(Dataset entries)
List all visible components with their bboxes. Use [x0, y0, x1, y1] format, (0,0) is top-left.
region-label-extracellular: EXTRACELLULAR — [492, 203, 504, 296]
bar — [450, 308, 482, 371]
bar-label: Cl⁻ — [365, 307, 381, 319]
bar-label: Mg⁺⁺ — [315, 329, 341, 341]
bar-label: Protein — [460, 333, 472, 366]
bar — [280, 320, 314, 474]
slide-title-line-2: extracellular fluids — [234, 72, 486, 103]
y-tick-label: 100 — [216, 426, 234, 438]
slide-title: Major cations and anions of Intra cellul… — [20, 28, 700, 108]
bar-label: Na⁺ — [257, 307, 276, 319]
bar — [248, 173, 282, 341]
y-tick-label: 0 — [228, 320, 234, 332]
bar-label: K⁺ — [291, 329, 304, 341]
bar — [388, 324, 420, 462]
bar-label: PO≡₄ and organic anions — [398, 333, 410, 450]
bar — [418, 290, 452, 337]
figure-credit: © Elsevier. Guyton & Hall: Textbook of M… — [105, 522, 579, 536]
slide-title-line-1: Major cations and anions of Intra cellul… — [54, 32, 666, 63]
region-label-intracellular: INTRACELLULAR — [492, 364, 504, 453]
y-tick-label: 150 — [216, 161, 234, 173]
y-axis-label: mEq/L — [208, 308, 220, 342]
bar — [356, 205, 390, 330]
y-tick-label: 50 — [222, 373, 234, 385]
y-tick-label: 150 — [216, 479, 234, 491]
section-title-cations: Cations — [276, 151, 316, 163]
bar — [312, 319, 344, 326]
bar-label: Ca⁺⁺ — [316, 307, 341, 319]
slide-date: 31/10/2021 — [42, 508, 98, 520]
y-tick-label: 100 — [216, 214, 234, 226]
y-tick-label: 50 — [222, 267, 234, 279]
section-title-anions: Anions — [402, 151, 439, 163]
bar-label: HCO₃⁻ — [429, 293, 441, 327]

● Action item:
Word for word, copy out the data.

● Response area:
List all visible components with their bboxes. Use [x0, y0, x1, y1] format, (0,0) is top-left.
region-label-extracellular: EXTRACELLULAR — [492, 203, 504, 296]
bar — [450, 308, 482, 371]
bar-label: Cl⁻ — [365, 307, 381, 319]
bar-label: Mg⁺⁺ — [315, 329, 341, 341]
bar-label: Protein — [460, 333, 472, 366]
bar — [280, 320, 314, 474]
slide-title-line-2: extracellular fluids — [234, 72, 486, 103]
y-tick-label: 100 — [216, 426, 234, 438]
slide-title: Major cations and anions of Intra cellul… — [20, 28, 700, 108]
bar-label: Na⁺ — [257, 307, 276, 319]
bar — [248, 173, 282, 341]
y-tick-label: 0 — [228, 320, 234, 332]
bar-label: K⁺ — [291, 329, 304, 341]
bar — [388, 324, 420, 462]
bar-label: PO≡₄ and organic anions — [398, 333, 410, 450]
bar — [418, 290, 452, 337]
figure-credit: © Elsevier. Guyton & Hall: Textbook of M… — [105, 522, 579, 536]
slide-title-line-1: Major cations and anions of Intra cellul… — [54, 32, 666, 63]
region-label-intracellular: INTRACELLULAR — [492, 364, 504, 453]
y-tick-label: 150 — [216, 161, 234, 173]
y-axis-label: mEq/L — [208, 308, 220, 342]
bar — [356, 205, 390, 330]
y-tick-label: 50 — [222, 373, 234, 385]
y-tick-label: 150 — [216, 479, 234, 491]
section-title-cations: Cations — [276, 151, 316, 163]
bar — [312, 319, 344, 326]
bar-label: Ca⁺⁺ — [316, 307, 341, 319]
slide-date: 31/10/2021 — [42, 508, 98, 520]
y-tick-label: 100 — [216, 214, 234, 226]
y-tick-label: 50 — [222, 267, 234, 279]
section-title-anions: Anions — [402, 151, 439, 163]
bar-label: HCO₃⁻ — [429, 293, 441, 327]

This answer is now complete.